- Exercise directions
In the listing below, identify each line with the word "EssayScore" and return those lines.
begin Information shown
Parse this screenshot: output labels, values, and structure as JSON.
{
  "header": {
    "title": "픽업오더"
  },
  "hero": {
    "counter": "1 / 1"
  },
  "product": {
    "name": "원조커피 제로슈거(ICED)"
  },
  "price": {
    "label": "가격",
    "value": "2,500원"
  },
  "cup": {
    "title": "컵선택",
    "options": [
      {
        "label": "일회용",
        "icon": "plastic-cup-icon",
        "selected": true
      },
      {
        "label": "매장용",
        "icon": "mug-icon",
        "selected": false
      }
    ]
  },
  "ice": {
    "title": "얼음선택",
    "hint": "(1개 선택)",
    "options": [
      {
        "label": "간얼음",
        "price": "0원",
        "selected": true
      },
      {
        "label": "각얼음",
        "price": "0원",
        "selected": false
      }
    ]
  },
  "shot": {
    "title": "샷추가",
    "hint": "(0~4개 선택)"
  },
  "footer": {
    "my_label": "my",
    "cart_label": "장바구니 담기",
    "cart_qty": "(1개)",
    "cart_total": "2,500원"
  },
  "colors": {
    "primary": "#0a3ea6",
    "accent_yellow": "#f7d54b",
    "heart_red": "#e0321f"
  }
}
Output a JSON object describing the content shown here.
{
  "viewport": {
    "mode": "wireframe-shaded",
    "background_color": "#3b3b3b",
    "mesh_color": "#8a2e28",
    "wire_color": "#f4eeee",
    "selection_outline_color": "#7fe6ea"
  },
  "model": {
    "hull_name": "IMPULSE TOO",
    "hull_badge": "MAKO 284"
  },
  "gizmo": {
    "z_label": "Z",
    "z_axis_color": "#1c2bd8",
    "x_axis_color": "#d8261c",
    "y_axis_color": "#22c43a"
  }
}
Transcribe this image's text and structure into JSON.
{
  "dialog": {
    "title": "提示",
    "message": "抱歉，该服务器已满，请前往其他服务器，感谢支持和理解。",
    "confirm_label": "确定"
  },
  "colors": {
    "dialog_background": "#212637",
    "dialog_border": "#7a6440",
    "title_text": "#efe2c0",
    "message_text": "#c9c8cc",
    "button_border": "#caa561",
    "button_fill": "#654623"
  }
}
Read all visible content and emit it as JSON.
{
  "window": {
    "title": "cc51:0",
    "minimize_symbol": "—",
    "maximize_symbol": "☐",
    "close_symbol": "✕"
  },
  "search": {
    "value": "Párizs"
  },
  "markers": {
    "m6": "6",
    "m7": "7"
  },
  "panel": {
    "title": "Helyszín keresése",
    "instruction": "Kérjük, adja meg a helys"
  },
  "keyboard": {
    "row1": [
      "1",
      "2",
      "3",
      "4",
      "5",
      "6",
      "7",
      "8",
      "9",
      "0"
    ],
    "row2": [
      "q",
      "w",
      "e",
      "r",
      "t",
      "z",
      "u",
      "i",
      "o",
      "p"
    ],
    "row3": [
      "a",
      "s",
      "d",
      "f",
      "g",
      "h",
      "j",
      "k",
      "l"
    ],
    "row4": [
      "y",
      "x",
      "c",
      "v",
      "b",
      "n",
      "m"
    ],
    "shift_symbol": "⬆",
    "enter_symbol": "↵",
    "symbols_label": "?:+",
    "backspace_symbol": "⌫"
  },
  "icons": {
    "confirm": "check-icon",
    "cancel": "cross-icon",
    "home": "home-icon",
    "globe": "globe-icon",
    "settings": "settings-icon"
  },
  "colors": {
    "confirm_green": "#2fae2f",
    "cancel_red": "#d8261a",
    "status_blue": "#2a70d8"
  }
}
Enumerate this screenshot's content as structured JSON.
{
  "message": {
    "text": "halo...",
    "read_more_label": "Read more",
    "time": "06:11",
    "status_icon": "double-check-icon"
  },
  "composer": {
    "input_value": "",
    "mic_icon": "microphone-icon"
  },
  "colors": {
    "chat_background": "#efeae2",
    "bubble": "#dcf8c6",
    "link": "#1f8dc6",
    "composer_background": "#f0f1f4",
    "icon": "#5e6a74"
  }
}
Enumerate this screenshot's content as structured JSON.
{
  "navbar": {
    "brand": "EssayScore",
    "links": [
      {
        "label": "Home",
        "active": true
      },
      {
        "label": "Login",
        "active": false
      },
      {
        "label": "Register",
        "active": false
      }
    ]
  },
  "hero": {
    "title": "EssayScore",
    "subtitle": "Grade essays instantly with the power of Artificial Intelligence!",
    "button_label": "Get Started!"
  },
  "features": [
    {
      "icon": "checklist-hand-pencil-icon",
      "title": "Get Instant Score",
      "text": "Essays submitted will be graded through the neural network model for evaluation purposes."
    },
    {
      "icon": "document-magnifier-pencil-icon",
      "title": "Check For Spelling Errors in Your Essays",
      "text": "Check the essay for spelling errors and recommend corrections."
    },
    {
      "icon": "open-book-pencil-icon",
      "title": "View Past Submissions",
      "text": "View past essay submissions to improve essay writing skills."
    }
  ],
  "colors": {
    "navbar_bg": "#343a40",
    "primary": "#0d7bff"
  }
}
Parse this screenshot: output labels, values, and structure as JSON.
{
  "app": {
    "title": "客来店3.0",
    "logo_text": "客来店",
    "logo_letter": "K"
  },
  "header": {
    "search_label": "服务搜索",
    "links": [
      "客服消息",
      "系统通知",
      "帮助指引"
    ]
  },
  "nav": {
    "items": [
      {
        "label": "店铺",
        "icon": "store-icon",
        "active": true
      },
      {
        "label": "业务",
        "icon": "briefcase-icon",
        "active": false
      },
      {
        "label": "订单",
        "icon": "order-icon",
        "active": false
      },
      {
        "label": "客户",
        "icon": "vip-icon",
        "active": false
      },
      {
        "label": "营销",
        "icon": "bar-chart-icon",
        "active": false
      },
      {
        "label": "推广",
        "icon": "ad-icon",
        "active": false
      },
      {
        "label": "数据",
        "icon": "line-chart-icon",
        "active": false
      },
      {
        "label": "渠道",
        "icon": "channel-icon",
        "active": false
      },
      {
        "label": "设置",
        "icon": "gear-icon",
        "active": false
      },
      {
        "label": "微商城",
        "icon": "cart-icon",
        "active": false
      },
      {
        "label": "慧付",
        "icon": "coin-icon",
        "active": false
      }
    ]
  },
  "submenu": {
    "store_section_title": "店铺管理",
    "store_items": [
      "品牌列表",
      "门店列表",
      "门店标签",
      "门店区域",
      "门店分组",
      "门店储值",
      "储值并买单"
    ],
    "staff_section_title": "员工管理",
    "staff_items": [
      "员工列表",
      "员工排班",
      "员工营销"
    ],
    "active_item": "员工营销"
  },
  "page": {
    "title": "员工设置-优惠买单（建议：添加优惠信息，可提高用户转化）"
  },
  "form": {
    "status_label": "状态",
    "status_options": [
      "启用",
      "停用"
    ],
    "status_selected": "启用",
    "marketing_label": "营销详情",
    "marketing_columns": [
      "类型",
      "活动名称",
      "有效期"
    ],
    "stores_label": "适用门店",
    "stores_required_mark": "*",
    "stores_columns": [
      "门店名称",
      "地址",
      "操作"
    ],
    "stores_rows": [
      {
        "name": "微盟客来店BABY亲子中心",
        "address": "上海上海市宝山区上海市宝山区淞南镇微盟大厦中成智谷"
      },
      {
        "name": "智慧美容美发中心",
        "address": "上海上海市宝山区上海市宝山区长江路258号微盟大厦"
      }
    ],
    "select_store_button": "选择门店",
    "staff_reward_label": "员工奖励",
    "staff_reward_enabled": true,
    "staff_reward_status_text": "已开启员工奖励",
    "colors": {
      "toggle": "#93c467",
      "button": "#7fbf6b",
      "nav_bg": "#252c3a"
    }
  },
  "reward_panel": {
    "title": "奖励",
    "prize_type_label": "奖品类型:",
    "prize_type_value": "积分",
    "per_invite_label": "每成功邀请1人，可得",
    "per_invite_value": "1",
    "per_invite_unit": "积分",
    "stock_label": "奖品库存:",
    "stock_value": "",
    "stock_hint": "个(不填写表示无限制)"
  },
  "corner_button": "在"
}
end Information shown
- Written solution
    "brand": "EssayScore",
    "title": "EssayScore",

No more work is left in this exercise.